■ Directive: Copy out each line in the material below that has the word "this".

[Excerpts from a figure dataset]
━━━━
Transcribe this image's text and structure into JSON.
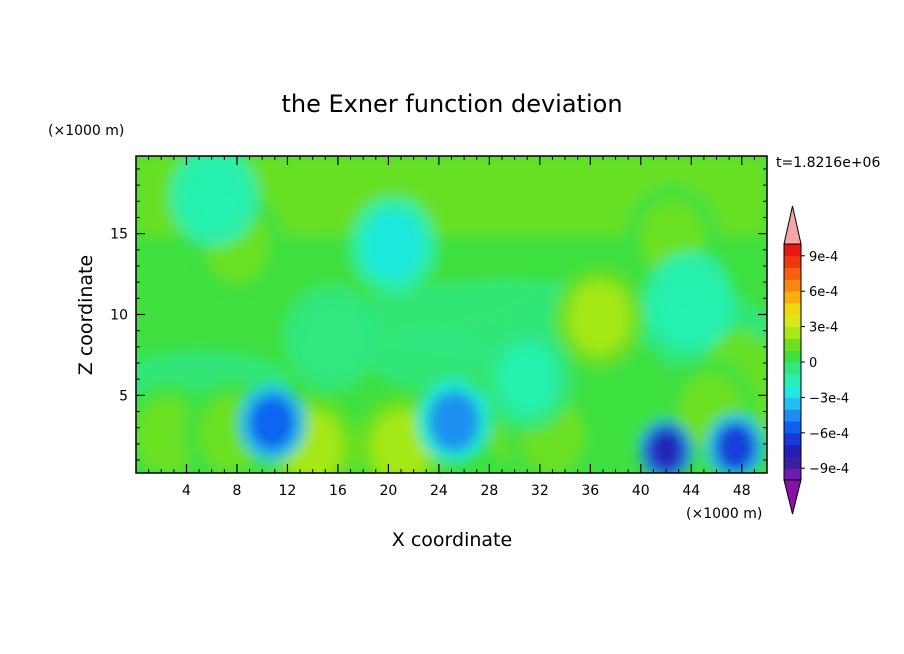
{
  "chart_data": {
    "type": "heatmap",
    "title": "the Exner function deviation",
    "xlabel": "X coordinate",
    "ylabel": "Z coordinate",
    "x_unit": "(×1000 m)",
    "y_unit": "(×1000 m)",
    "time_label": "t=1.8216e+06",
    "xlim": [
      0,
      50
    ],
    "ylim": [
      0.2,
      19.8
    ],
    "x_ticks": [
      4,
      8,
      12,
      16,
      20,
      24,
      28,
      32,
      36,
      40,
      44,
      48
    ],
    "y_ticks": [
      5,
      10,
      15
    ],
    "x_tick_labels": [
      "4",
      "8",
      "12",
      "16",
      "20",
      "24",
      "28",
      "32",
      "36",
      "40",
      "44",
      "48"
    ],
    "y_tick_labels": [
      "5",
      "10",
      "15"
    ],
    "colorbar": {
      "levels": [
        -0.001,
        -0.0009,
        -0.0008,
        -0.0007,
        -0.0006,
        -0.0005,
        -0.0004,
        -0.0003,
        -0.0002,
        -0.0001,
        0,
        0.0001,
        0.0002,
        0.0003,
        0.0004,
        0.0005,
        0.0006,
        0.0007,
        0.0008,
        0.0009,
        0.001
      ],
      "colors": [
        "#6a1db0",
        "#3a1fa0",
        "#2020b8",
        "#1838d8",
        "#1060f0",
        "#1d8cf0",
        "#22c0f2",
        "#1fe8e0",
        "#28f0b0",
        "#30e880",
        "#3ee040",
        "#6ee020",
        "#a8e818",
        "#d8e818",
        "#f0d810",
        "#f8b010",
        "#f88810",
        "#f86010",
        "#f03810",
        "#e81810"
      ],
      "under_color": "#8a10a8",
      "over_color": "#f5a7a7",
      "tick_values": [
        0.0009,
        0.0006,
        0.0003,
        0,
        -0.0003,
        -0.0006,
        -0.0009
      ],
      "tick_labels": [
        "9e-4",
        "6e-4",
        "3e-4",
        "0",
        "−3e-4",
        "−6e-4",
        "−9e-4"
      ]
    },
    "features": [
      {
        "x": 6.2,
        "z": 17.3,
        "value": -0.0002
      },
      {
        "x": 20.4,
        "z": 14.3,
        "value": -0.00025
      },
      {
        "x": 8.0,
        "z": 14.3,
        "value": 0.0001
      },
      {
        "x": 42.5,
        "z": 14.7,
        "value": 0.0001
      },
      {
        "x": 36.7,
        "z": 9.8,
        "value": 0.0002
      },
      {
        "x": 43.9,
        "z": 10.8,
        "value": -0.0002
      },
      {
        "x": 15.5,
        "z": 8.5,
        "value": -0.0001
      },
      {
        "x": 31.0,
        "z": 6.0,
        "value": -0.00015
      },
      {
        "x": 10.8,
        "z": 3.3,
        "value": -0.00055
      },
      {
        "x": 25.2,
        "z": 3.4,
        "value": -0.00045
      },
      {
        "x": 42.0,
        "z": 1.6,
        "value": -0.0008
      },
      {
        "x": 47.5,
        "z": 1.8,
        "value": -0.0007
      },
      {
        "x": 14.0,
        "z": 1.8,
        "value": 0.0002
      },
      {
        "x": 21.0,
        "z": 1.8,
        "value": 0.0002
      },
      {
        "x": 2.5,
        "z": 2.5,
        "value": 0.0001
      },
      {
        "x": 7.5,
        "z": 2.6,
        "value": 0.0001
      },
      {
        "x": 33.0,
        "z": 2.5,
        "value": 0.0001
      },
      {
        "x": 45.5,
        "z": 4.0,
        "value": 0.0001
      },
      {
        "x": 38.5,
        "z": 5.2,
        "value": 5e-05
      }
    ]
  }
}
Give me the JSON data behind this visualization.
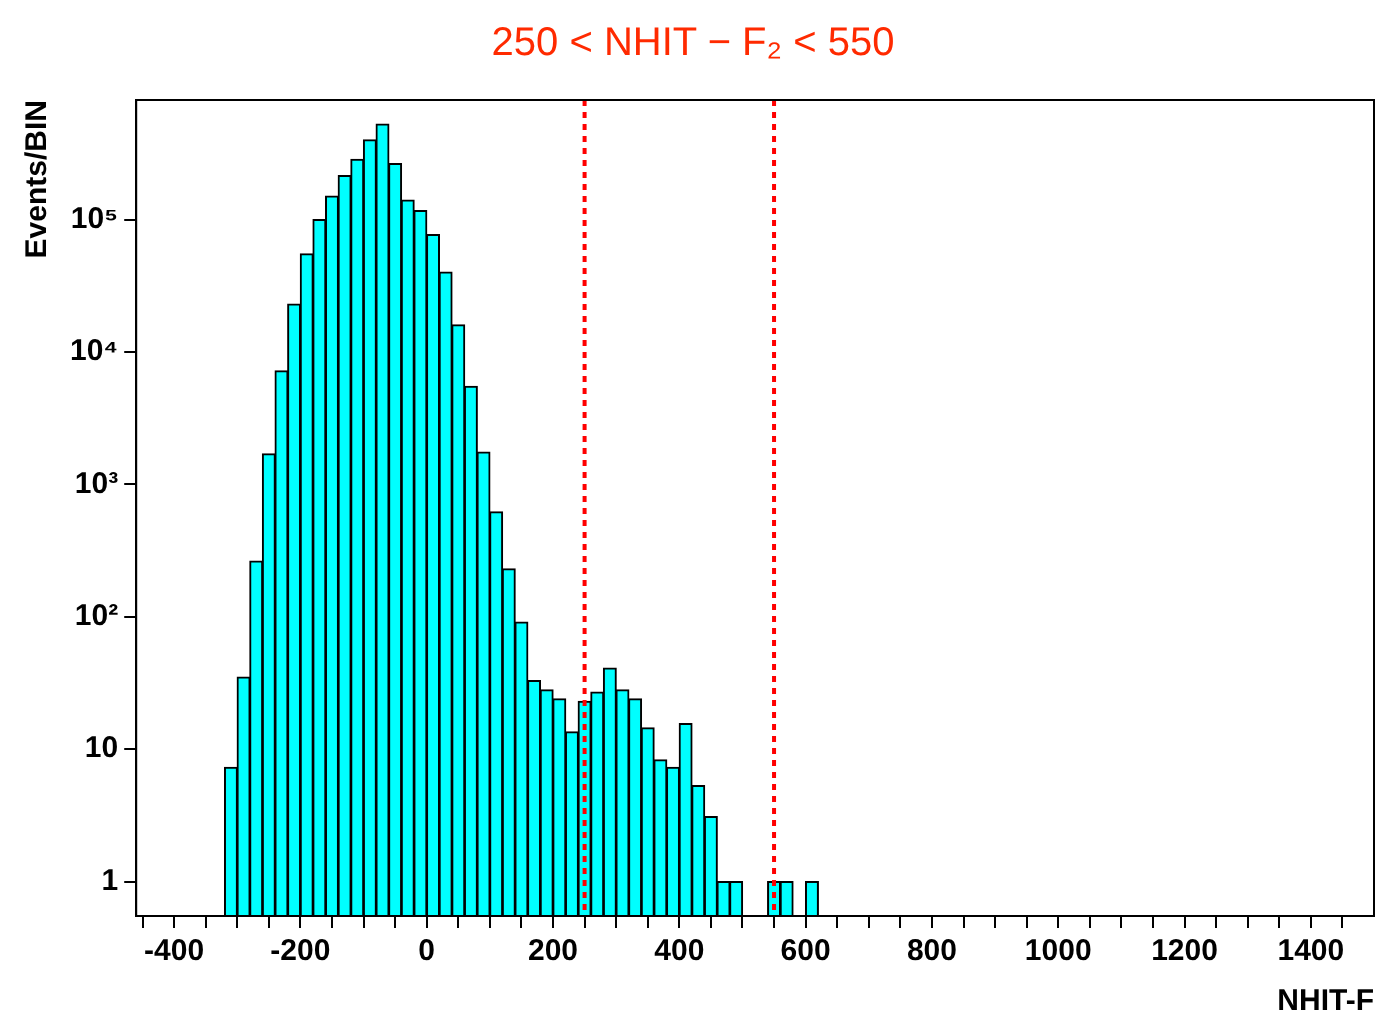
{
  "chart_data": {
    "type": "histogram",
    "title": "250 < NHIT − F₂ < 550",
    "xlabel": "NHIT-F",
    "ylabel": "Events/BIN",
    "color": "#00ffff",
    "log": "y",
    "bins": [
      -320,
      -300,
      -280,
      -260,
      -240,
      -220,
      -200,
      -180,
      -160,
      -140,
      -120,
      -100,
      -80,
      -60,
      -40,
      -20,
      0,
      20,
      40,
      60,
      80,
      100,
      120,
      140,
      160,
      180,
      200,
      220,
      240,
      260,
      280,
      300,
      320,
      340,
      360,
      380,
      400,
      420,
      440,
      460,
      480,
      500,
      520,
      540,
      560,
      580,
      600,
      620,
      640
    ],
    "values": [
      7.3,
      35,
      263,
      1700,
      7200,
      23000,
      55000,
      100000,
      150000,
      215000,
      285000,
      400000,
      525000,
      265000,
      140000,
      117000,
      77000,
      40000,
      16000,
      5500,
      1750,
      620,
      230,
      91,
      33,
      28,
      24,
      13.5,
      23,
      27,
      41,
      28,
      24,
      14.5,
      8.3,
      7.3,
      15.6,
      5.3,
      3.1,
      1,
      1,
      null,
      null,
      1,
      1,
      null,
      1,
      null
    ],
    "xlim": [
      -460,
      1500
    ],
    "ylim": [
      0.55,
      800000
    ],
    "xticks": [
      {
        "value": -450,
        "label": null
      },
      -400,
      {
        "value": -350,
        "label": null
      },
      {
        "value": -300,
        "label": null
      },
      {
        "value": -250,
        "label": null
      },
      -200,
      {
        "value": -150,
        "label": null
      },
      {
        "value": -100,
        "label": null
      },
      {
        "value": -50,
        "label": null
      },
      0,
      {
        "value": 50,
        "label": null
      },
      {
        "value": 100,
        "label": null
      },
      {
        "value": 150,
        "label": null
      },
      200,
      {
        "value": 250,
        "label": null
      },
      {
        "value": 300,
        "label": null
      },
      {
        "value": 350,
        "label": null
      },
      400,
      {
        "value": 450,
        "label": null
      },
      {
        "value": 500,
        "label": null
      },
      {
        "value": 550,
        "label": null
      },
      600,
      {
        "value": 650,
        "label": null
      },
      {
        "value": 700,
        "label": null
      },
      {
        "value": 750,
        "label": null
      },
      800,
      {
        "value": 850,
        "label": null
      },
      {
        "value": 900,
        "label": null
      },
      {
        "value": 950,
        "label": null
      },
      1000,
      {
        "value": 1050,
        "label": null
      },
      {
        "value": 1100,
        "label": null
      },
      {
        "value": 1150,
        "label": null
      },
      1200,
      {
        "value": 1250,
        "label": null
      },
      {
        "value": 1300,
        "label": null
      },
      {
        "value": 1350,
        "label": null
      },
      1400,
      {
        "value": 1450,
        "label": null
      }
    ],
    "yticks": [
      1,
      10,
      {
        "value": 100,
        "label": "10²"
      },
      {
        "value": 1000,
        "label": "10³"
      },
      {
        "value": 10000,
        "label": "10⁴"
      },
      {
        "value": 100000,
        "label": "10⁵"
      }
    ],
    "ref_lines": [
      {
        "axis": "x",
        "value": 250,
        "color": "#ff0000",
        "line_style": "dotted"
      },
      {
        "axis": "x",
        "value": 550,
        "color": "#ff0000",
        "line_style": "dotted"
      }
    ]
  }
}
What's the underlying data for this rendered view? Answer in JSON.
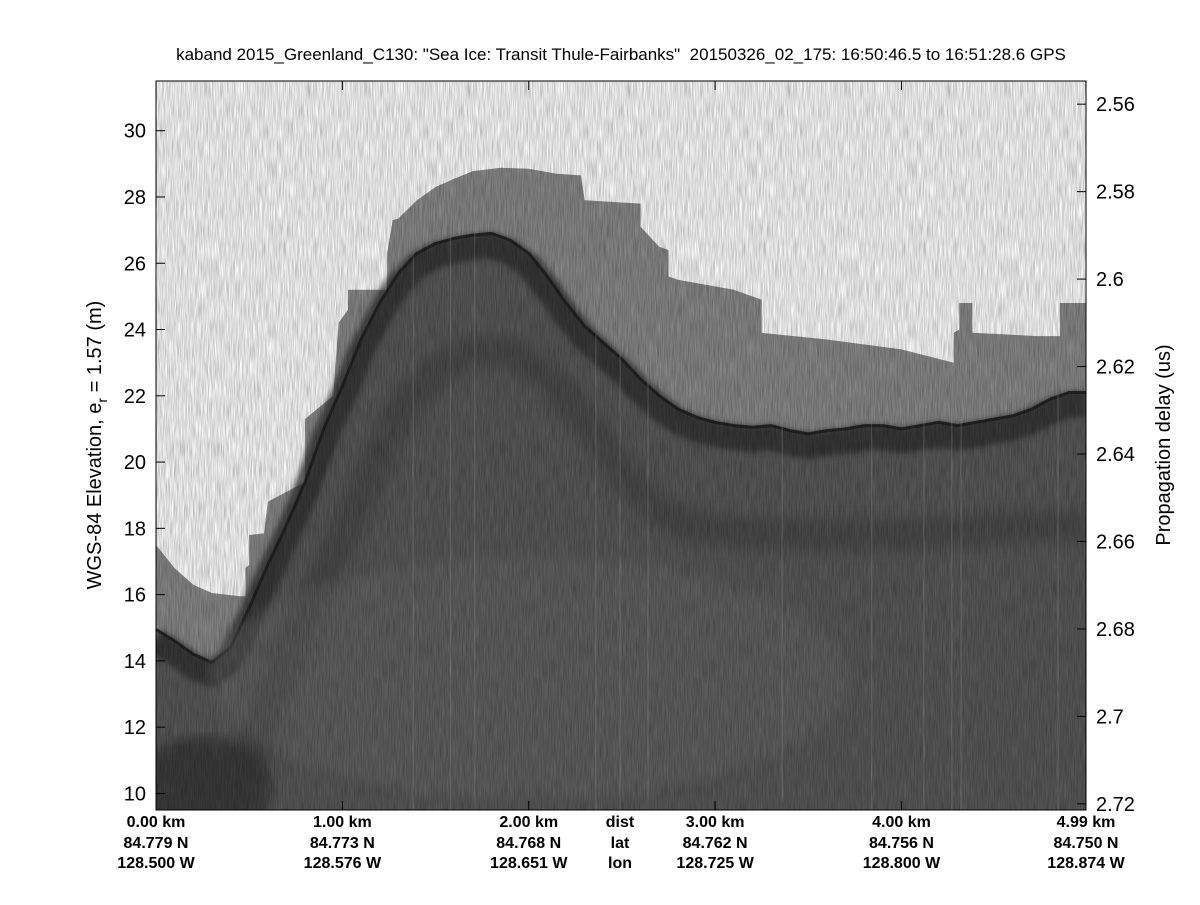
{
  "chart_data": {
    "type": "heatmap",
    "title": "kaband 2015_Greenland_C130: \"Sea Ice: Transit Thule-Fairbanks\"  20150326_02_175: 16:50:46.5 to 16:51:28.6 GPS",
    "ylabel_main": "WGS-84 Elevation, e",
    "ylabel_sub": "r",
    "ylabel_suffix": " = 1.57 (m)",
    "y2label": "Propagation delay (us)",
    "colormap": "gray",
    "xlim": [
      0,
      4.99
    ],
    "ylim": [
      9.5,
      31.5
    ],
    "y2lim": [
      2.5547,
      2.7214
    ],
    "y_ticks": [
      10,
      12,
      14,
      16,
      18,
      20,
      22,
      24,
      26,
      28,
      30
    ],
    "y2_ticks": [
      "2.56",
      "2.58",
      "2.6",
      "2.62",
      "2.64",
      "2.66",
      "2.68",
      "2.7",
      "2.72"
    ],
    "x_row_labels": {
      "dist": "dist",
      "lat": "lat",
      "lon": "lon"
    },
    "x_ticks": [
      {
        "km": 0.0,
        "dist": "0.00 km",
        "lat": "84.779 N",
        "lon": "128.500 W"
      },
      {
        "km": 1.0,
        "dist": "1.00 km",
        "lat": "84.773 N",
        "lon": "128.576 W"
      },
      {
        "km": 2.0,
        "dist": "2.00 km",
        "lat": "84.768 N",
        "lon": "128.651 W"
      },
      {
        "km": 3.0,
        "dist": "3.00 km",
        "lat": "84.762 N",
        "lon": "128.725 W"
      },
      {
        "km": 4.0,
        "dist": "4.00 km",
        "lat": "84.756 N",
        "lon": "128.800 W"
      },
      {
        "km": 4.99,
        "dist": "4.99 km",
        "lat": "84.750 N",
        "lon": "128.874 W"
      }
    ],
    "noise_floor_top": [
      [
        0.0,
        17.5
      ],
      [
        0.1,
        16.8
      ],
      [
        0.2,
        16.3
      ],
      [
        0.3,
        16.05
      ],
      [
        0.45,
        15.95
      ],
      [
        0.48,
        15.95
      ],
      [
        0.48,
        16.8
      ],
      [
        0.5,
        16.9
      ],
      [
        0.5,
        17.8
      ],
      [
        0.58,
        17.85
      ],
      [
        0.6,
        18.8
      ],
      [
        0.8,
        19.4
      ],
      [
        0.8,
        21.3
      ],
      [
        0.95,
        22.0
      ],
      [
        0.98,
        24.2
      ],
      [
        1.03,
        24.6
      ],
      [
        1.03,
        25.2
      ],
      [
        1.24,
        25.2
      ],
      [
        1.24,
        26.3
      ],
      [
        1.27,
        27.3
      ],
      [
        1.3,
        27.35
      ],
      [
        1.4,
        27.9
      ],
      [
        1.5,
        28.3
      ],
      [
        1.6,
        28.55
      ],
      [
        1.7,
        28.78
      ],
      [
        1.85,
        28.88
      ],
      [
        2.0,
        28.85
      ],
      [
        2.15,
        28.7
      ],
      [
        2.28,
        28.65
      ],
      [
        2.3,
        27.9
      ],
      [
        2.6,
        27.8
      ],
      [
        2.6,
        27.1
      ],
      [
        2.7,
        26.5
      ],
      [
        2.75,
        26.4
      ],
      [
        2.75,
        25.6
      ],
      [
        2.8,
        25.5
      ],
      [
        3.1,
        25.2
      ],
      [
        3.25,
        24.9
      ],
      [
        3.25,
        23.9
      ],
      [
        3.6,
        23.7
      ],
      [
        4.0,
        23.4
      ],
      [
        4.28,
        23.0
      ],
      [
        4.28,
        23.9
      ],
      [
        4.31,
        24.0
      ],
      [
        4.31,
        24.8
      ],
      [
        4.38,
        24.8
      ],
      [
        4.38,
        23.9
      ],
      [
        4.73,
        23.8
      ],
      [
        4.85,
        23.8
      ],
      [
        4.85,
        24.8
      ],
      [
        4.99,
        24.8
      ]
    ],
    "surface": [
      [
        0.0,
        14.95
      ],
      [
        0.1,
        14.6
      ],
      [
        0.2,
        14.2
      ],
      [
        0.3,
        13.95
      ],
      [
        0.4,
        14.4
      ],
      [
        0.5,
        15.6
      ],
      [
        0.6,
        16.9
      ],
      [
        0.7,
        18.1
      ],
      [
        0.8,
        19.4
      ],
      [
        0.9,
        21.0
      ],
      [
        1.0,
        22.3
      ],
      [
        1.1,
        23.7
      ],
      [
        1.2,
        24.8
      ],
      [
        1.3,
        25.7
      ],
      [
        1.4,
        26.3
      ],
      [
        1.5,
        26.6
      ],
      [
        1.6,
        26.75
      ],
      [
        1.7,
        26.85
      ],
      [
        1.8,
        26.9
      ],
      [
        1.9,
        26.7
      ],
      [
        2.0,
        26.3
      ],
      [
        2.1,
        25.6
      ],
      [
        2.2,
        24.8
      ],
      [
        2.3,
        24.1
      ],
      [
        2.4,
        23.6
      ],
      [
        2.5,
        23.1
      ],
      [
        2.6,
        22.5
      ],
      [
        2.7,
        22.0
      ],
      [
        2.8,
        21.6
      ],
      [
        2.9,
        21.35
      ],
      [
        3.0,
        21.2
      ],
      [
        3.1,
        21.1
      ],
      [
        3.2,
        21.05
      ],
      [
        3.3,
        21.1
      ],
      [
        3.4,
        20.95
      ],
      [
        3.5,
        20.85
      ],
      [
        3.6,
        20.95
      ],
      [
        3.7,
        21.0
      ],
      [
        3.8,
        21.1
      ],
      [
        3.9,
        21.1
      ],
      [
        4.0,
        21.0
      ],
      [
        4.1,
        21.1
      ],
      [
        4.2,
        21.2
      ],
      [
        4.3,
        21.1
      ],
      [
        4.4,
        21.2
      ],
      [
        4.5,
        21.3
      ],
      [
        4.6,
        21.4
      ],
      [
        4.7,
        21.6
      ],
      [
        4.8,
        21.9
      ],
      [
        4.9,
        22.1
      ],
      [
        4.99,
        22.1
      ]
    ],
    "internal_layer": [
      [
        0.5,
        11.0
      ],
      [
        0.7,
        14.2
      ],
      [
        0.9,
        16.5
      ],
      [
        1.1,
        19.0
      ],
      [
        1.3,
        21.4
      ],
      [
        1.5,
        22.8
      ],
      [
        1.7,
        23.35
      ],
      [
        1.9,
        23.3
      ],
      [
        2.1,
        22.6
      ],
      [
        2.3,
        21.3
      ],
      [
        2.5,
        19.7
      ],
      [
        2.7,
        18.5
      ],
      [
        2.9,
        18.0
      ],
      [
        3.2,
        17.85
      ],
      [
        3.6,
        17.8
      ],
      [
        4.0,
        17.8
      ],
      [
        4.5,
        18.0
      ],
      [
        4.99,
        18.1
      ]
    ],
    "vertical_streaks_km": [
      1.38,
      1.58,
      1.71,
      2.36,
      2.49,
      2.64,
      3.36,
      3.84,
      4.12,
      4.27,
      4.32,
      4.84
    ]
  }
}
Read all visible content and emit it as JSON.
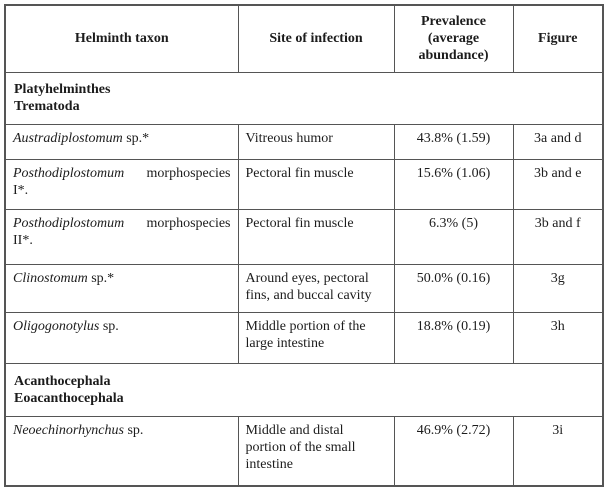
━━━━
■ Expected output:
Transcribe this image's text and structure into JSON.
Give me the JSON data behind this visualization.
What's the underlying data for this rendered view? Answer in JSON.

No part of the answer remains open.